> [What the task requires] Find the lines of data that contain the string "name", then list them.

[Excerpts from a figure dataset]
## Start

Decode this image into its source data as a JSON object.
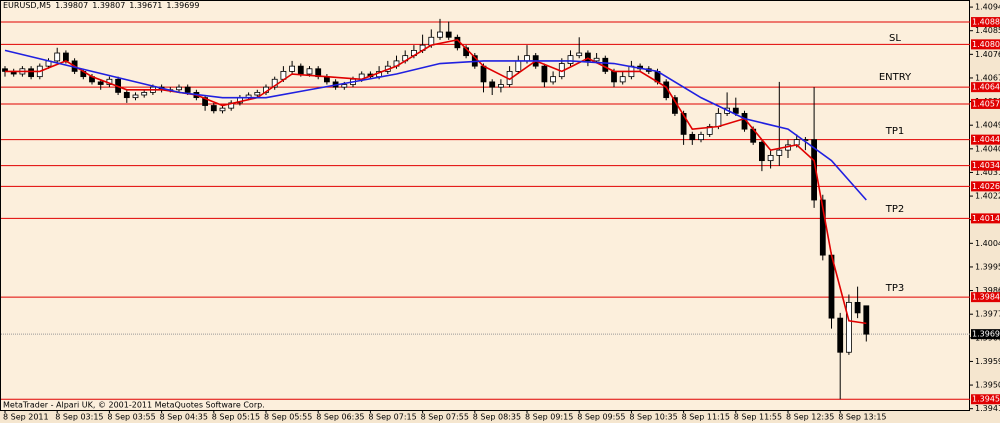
{
  "chart_data": {
    "type": "candlestick",
    "symbol": "EURUSD,M5",
    "footer": "MetaTrader - Alpari UK, © 2001-2011 MetaQuotes Software Corp.",
    "ylim": [
      1.3941,
      1.40972
    ],
    "yticks": [
      1.40945,
      1.40855,
      1.40765,
      1.40675,
      1.40585,
      1.40495,
      1.40405,
      1.40315,
      1.40225,
      1.40135,
      1.40045,
      1.39955,
      1.39865,
      1.39775,
      1.39685,
      1.39595,
      1.39505,
      1.39415
    ],
    "xticks": [
      {
        "value": 0,
        "label": "8 Sep 2011"
      },
      {
        "value": 6,
        "label": "8 Sep 03:15"
      },
      {
        "value": 12,
        "label": "8 Sep 03:55"
      },
      {
        "value": 18,
        "label": "8 Sep 04:35"
      },
      {
        "value": 24,
        "label": "8 Sep 05:15"
      },
      {
        "value": 30,
        "label": "8 Sep 05:55"
      },
      {
        "value": 36,
        "label": "8 Sep 06:35"
      },
      {
        "value": 42,
        "label": "8 Sep 07:15"
      },
      {
        "value": 48,
        "label": "8 Sep 07:55"
      },
      {
        "value": 54,
        "label": "8 Sep 08:35"
      },
      {
        "value": 60,
        "label": "8 Sep 09:15"
      },
      {
        "value": 66,
        "label": "8 Sep 09:55"
      },
      {
        "value": 72,
        "label": "8 Sep 10:35"
      },
      {
        "value": 78,
        "label": "8 Sep 11:15"
      },
      {
        "value": 84,
        "label": "8 Sep 11:55"
      },
      {
        "value": 90,
        "label": "8 Sep 12:35"
      },
      {
        "value": 96,
        "label": "8 Sep 13:15"
      }
    ],
    "levels": [
      {
        "value": 1.40888,
        "label": "1.40888"
      },
      {
        "value": 1.40803,
        "label": "1.40803"
      },
      {
        "value": 1.4064,
        "label": "1.40640"
      },
      {
        "value": 1.40576,
        "label": "1.40576"
      },
      {
        "value": 1.4044,
        "label": "1.40440"
      },
      {
        "value": 1.40341,
        "label": "1.40341"
      },
      {
        "value": 1.40262,
        "label": "1.40262"
      },
      {
        "value": 1.4014,
        "label": "1.40140"
      },
      {
        "value": 1.3984,
        "label": "1.39840"
      },
      {
        "value": 1.39451,
        "label": "1.39451"
      }
    ],
    "level_color": "#e00000",
    "current_price": 1.39699,
    "annotations": [
      "SL",
      "ENTRY",
      "TP1",
      "TP2",
      "TP3"
    ],
    "candles": [
      [
        1.4071,
        1.4072,
        1.4068,
        1.407
      ],
      [
        1.407,
        1.4071,
        1.4068,
        1.4069
      ],
      [
        1.4069,
        1.4072,
        1.4068,
        1.4071
      ],
      [
        1.4071,
        1.4072,
        1.4067,
        1.4068
      ],
      [
        1.4068,
        1.4073,
        1.4067,
        1.4072
      ],
      [
        1.4072,
        1.4075,
        1.4071,
        1.4074
      ],
      [
        1.4074,
        1.4079,
        1.4073,
        1.4077
      ],
      [
        1.4077,
        1.4078,
        1.4073,
        1.4074
      ],
      [
        1.4074,
        1.4075,
        1.4069,
        1.407
      ],
      [
        1.407,
        1.4071,
        1.4067,
        1.4068
      ],
      [
        1.4068,
        1.4069,
        1.4065,
        1.4066
      ],
      [
        1.4066,
        1.4067,
        1.4063,
        1.4065
      ],
      [
        1.4065,
        1.4068,
        1.4064,
        1.4067
      ],
      [
        1.4067,
        1.4068,
        1.4061,
        1.4062
      ],
      [
        1.4062,
        1.4063,
        1.4058,
        1.406
      ],
      [
        1.406,
        1.4062,
        1.4059,
        1.4061
      ],
      [
        1.4061,
        1.4063,
        1.406,
        1.4062
      ],
      [
        1.4062,
        1.4065,
        1.4061,
        1.4064
      ],
      [
        1.4064,
        1.4065,
        1.4062,
        1.4063
      ],
      [
        1.4063,
        1.4064,
        1.4062,
        1.4063
      ],
      [
        1.4063,
        1.4065,
        1.4062,
        1.4064
      ],
      [
        1.4064,
        1.4065,
        1.4061,
        1.4062
      ],
      [
        1.4062,
        1.4063,
        1.4059,
        1.406
      ],
      [
        1.406,
        1.4061,
        1.4055,
        1.4057
      ],
      [
        1.4057,
        1.4058,
        1.4054,
        1.4055
      ],
      [
        1.4055,
        1.4057,
        1.4054,
        1.4056
      ],
      [
        1.4056,
        1.4059,
        1.4055,
        1.4058
      ],
      [
        1.4058,
        1.4061,
        1.4057,
        1.406
      ],
      [
        1.406,
        1.4062,
        1.4059,
        1.4061
      ],
      [
        1.4061,
        1.4063,
        1.406,
        1.4062
      ],
      [
        1.4062,
        1.4065,
        1.4061,
        1.4064
      ],
      [
        1.4064,
        1.4068,
        1.4063,
        1.4067
      ],
      [
        1.4067,
        1.4072,
        1.4066,
        1.407
      ],
      [
        1.407,
        1.4074,
        1.4069,
        1.4072
      ],
      [
        1.4072,
        1.4073,
        1.4068,
        1.4069
      ],
      [
        1.4069,
        1.4072,
        1.4068,
        1.4071
      ],
      [
        1.4071,
        1.4072,
        1.4067,
        1.4068
      ],
      [
        1.4068,
        1.4069,
        1.4065,
        1.4066
      ],
      [
        1.4066,
        1.4067,
        1.4063,
        1.4064
      ],
      [
        1.4064,
        1.4066,
        1.4063,
        1.4065
      ],
      [
        1.4065,
        1.4068,
        1.4064,
        1.4067
      ],
      [
        1.4067,
        1.407,
        1.4066,
        1.4069
      ],
      [
        1.4069,
        1.407,
        1.4067,
        1.4068
      ],
      [
        1.4068,
        1.4072,
        1.4067,
        1.407
      ],
      [
        1.407,
        1.4074,
        1.4069,
        1.4072
      ],
      [
        1.4072,
        1.4076,
        1.4071,
        1.4074
      ],
      [
        1.4074,
        1.4078,
        1.4073,
        1.4076
      ],
      [
        1.4076,
        1.408,
        1.4075,
        1.4078
      ],
      [
        1.4078,
        1.4084,
        1.4077,
        1.408
      ],
      [
        1.408,
        1.4086,
        1.4079,
        1.4083
      ],
      [
        1.4083,
        1.409,
        1.4082,
        1.4085
      ],
      [
        1.4085,
        1.4089,
        1.4082,
        1.4083
      ],
      [
        1.4083,
        1.4084,
        1.4078,
        1.4079
      ],
      [
        1.4079,
        1.408,
        1.4075,
        1.4076
      ],
      [
        1.4076,
        1.4077,
        1.4071,
        1.4072
      ],
      [
        1.4072,
        1.4073,
        1.4062,
        1.4066
      ],
      [
        1.4066,
        1.4067,
        1.4061,
        1.4064
      ],
      [
        1.4064,
        1.4067,
        1.4062,
        1.4065
      ],
      [
        1.4065,
        1.4072,
        1.4064,
        1.407
      ],
      [
        1.407,
        1.4076,
        1.4069,
        1.4074
      ],
      [
        1.4074,
        1.408,
        1.4073,
        1.4076
      ],
      [
        1.4076,
        1.4077,
        1.4071,
        1.4072
      ],
      [
        1.4072,
        1.4073,
        1.4064,
        1.4066
      ],
      [
        1.4066,
        1.407,
        1.4065,
        1.4068
      ],
      [
        1.4068,
        1.4075,
        1.4067,
        1.4073
      ],
      [
        1.4073,
        1.4078,
        1.4072,
        1.4076
      ],
      [
        1.4076,
        1.4083,
        1.4075,
        1.4077
      ],
      [
        1.4077,
        1.4078,
        1.4072,
        1.4074
      ],
      [
        1.4074,
        1.4077,
        1.4073,
        1.4075
      ],
      [
        1.4075,
        1.4076,
        1.4069,
        1.407
      ],
      [
        1.407,
        1.4071,
        1.4064,
        1.4066
      ],
      [
        1.4066,
        1.407,
        1.4065,
        1.4068
      ],
      [
        1.4068,
        1.4074,
        1.4067,
        1.4072
      ],
      [
        1.4072,
        1.4073,
        1.407,
        1.4071
      ],
      [
        1.4071,
        1.4072,
        1.4069,
        1.407
      ],
      [
        1.407,
        1.4071,
        1.4065,
        1.4066
      ],
      [
        1.4066,
        1.4067,
        1.4059,
        1.406
      ],
      [
        1.406,
        1.4061,
        1.4053,
        1.4054
      ],
      [
        1.4054,
        1.4055,
        1.4042,
        1.4046
      ],
      [
        1.4046,
        1.4047,
        1.4042,
        1.4044
      ],
      [
        1.4044,
        1.4047,
        1.4043,
        1.4046
      ],
      [
        1.4046,
        1.405,
        1.4045,
        1.4049
      ],
      [
        1.4049,
        1.4056,
        1.4048,
        1.4054
      ],
      [
        1.4054,
        1.4062,
        1.4053,
        1.4056
      ],
      [
        1.4056,
        1.406,
        1.4053,
        1.4054
      ],
      [
        1.4054,
        1.4055,
        1.4047,
        1.4048
      ],
      [
        1.4048,
        1.4049,
        1.4042,
        1.4043
      ],
      [
        1.4043,
        1.4044,
        1.4032,
        1.4036
      ],
      [
        1.4036,
        1.404,
        1.4033,
        1.4038
      ],
      [
        1.4038,
        1.4066,
        1.4034,
        1.404
      ],
      [
        1.404,
        1.4044,
        1.4037,
        1.4042
      ],
      [
        1.4042,
        1.4046,
        1.4041,
        1.4044
      ],
      [
        1.4044,
        1.4045,
        1.404,
        1.4044
      ],
      [
        1.4044,
        1.4064,
        1.4018,
        1.4021
      ],
      [
        1.4021,
        1.4023,
        1.3998,
        1.4
      ],
      [
        1.4,
        1.4001,
        1.3972,
        1.3976
      ],
      [
        1.3976,
        1.3978,
        1.39451,
        1.3963
      ],
      [
        1.3963,
        1.3985,
        1.3962,
        1.3982
      ],
      [
        1.3982,
        1.3988,
        1.3976,
        1.3978
      ],
      [
        1.39807,
        1.39807,
        1.39671,
        1.39699
      ]
    ],
    "series": [
      {
        "color": "#e00000",
        "x": [
          0,
          4,
          7,
          10,
          14,
          18,
          22,
          25,
          29,
          33,
          37,
          41,
          45,
          49,
          52,
          55,
          58,
          61,
          64,
          67,
          70,
          73,
          76,
          79,
          82,
          85,
          88,
          91,
          93,
          95,
          97,
          99
        ],
        "values": [
          1.407,
          1.407,
          1.4074,
          1.4068,
          1.4063,
          1.4063,
          1.4061,
          1.4057,
          1.406,
          1.4069,
          1.4068,
          1.4067,
          1.4072,
          1.408,
          1.4082,
          1.4072,
          1.4067,
          1.4074,
          1.407,
          1.4075,
          1.407,
          1.407,
          1.4064,
          1.4048,
          1.4049,
          1.4052,
          1.404,
          1.4042,
          1.4036,
          1.4,
          1.3975,
          1.3974
        ]
      },
      {
        "color": "#2020e0",
        "x": [
          0,
          5,
          10,
          15,
          20,
          25,
          30,
          35,
          40,
          45,
          50,
          55,
          60,
          65,
          70,
          75,
          80,
          85,
          90,
          95,
          99
        ],
        "values": [
          1.4078,
          1.4074,
          1.407,
          1.4066,
          1.4062,
          1.406,
          1.406,
          1.4063,
          1.4066,
          1.4069,
          1.4073,
          1.4074,
          1.4074,
          1.4074,
          1.4073,
          1.407,
          1.406,
          1.4052,
          1.4048,
          1.4036,
          1.4021
        ]
      }
    ]
  }
}
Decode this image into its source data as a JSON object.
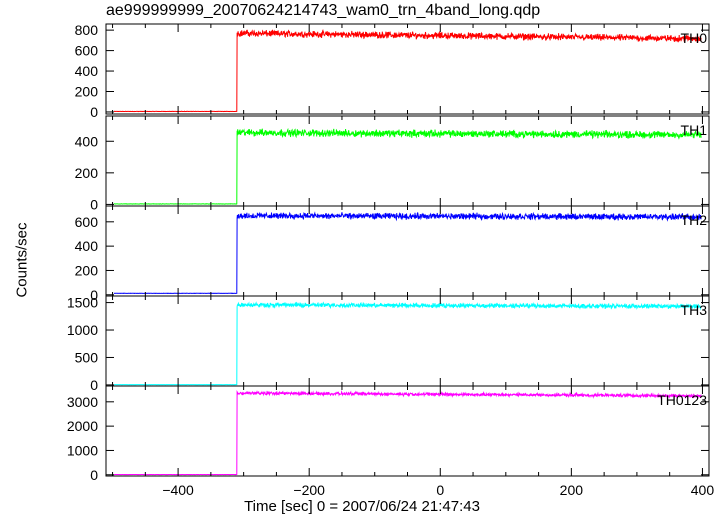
{
  "title": "ae999999999_20070624214743_wam0_trn_4band_long.qdp",
  "xlabel": "Time [sec] 0 = 2007/06/24 21:47:43",
  "ylabel": "Counts/sec",
  "chart_data": {
    "type": "line",
    "x_range": [
      -510,
      410
    ],
    "x_ticks": [
      -400,
      -200,
      0,
      200,
      400
    ],
    "onset_time": -310,
    "panels": [
      {
        "name": "TH0",
        "color": "#ff0000",
        "ylim": [
          -20,
          860
        ],
        "yticks": [
          0,
          200,
          400,
          600,
          800
        ],
        "pre_level": 5,
        "post_level": 770,
        "end_level": 715,
        "noise": 28
      },
      {
        "name": "TH1",
        "color": "#00ff00",
        "ylim": [
          -10,
          560
        ],
        "yticks": [
          0,
          200,
          400
        ],
        "pre_level": 3,
        "post_level": 455,
        "end_level": 440,
        "noise": 20
      },
      {
        "name": "TH2",
        "color": "#0000ff",
        "ylim": [
          -10,
          730
        ],
        "yticks": [
          0,
          200,
          400,
          600
        ],
        "pre_level": 12,
        "post_level": 650,
        "end_level": 640,
        "noise": 22
      },
      {
        "name": "TH3",
        "color": "#00ffff",
        "ylim": [
          -20,
          1620
        ],
        "yticks": [
          0,
          500,
          1000,
          1500
        ],
        "pre_level": 5,
        "post_level": 1460,
        "end_level": 1430,
        "noise": 35
      },
      {
        "name": "TH0123",
        "color": "#ff00ff",
        "ylim": [
          -50,
          3650
        ],
        "yticks": [
          0,
          1000,
          2000,
          3000
        ],
        "pre_level": 10,
        "post_level": 3360,
        "end_level": 3240,
        "noise": 55
      }
    ]
  }
}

## End

> [Solution for this exercise]
        "name": "TH0",
        "name": "TH1",
        "name": "TH2",
        "name": "TH3",
        "name": "TH0123",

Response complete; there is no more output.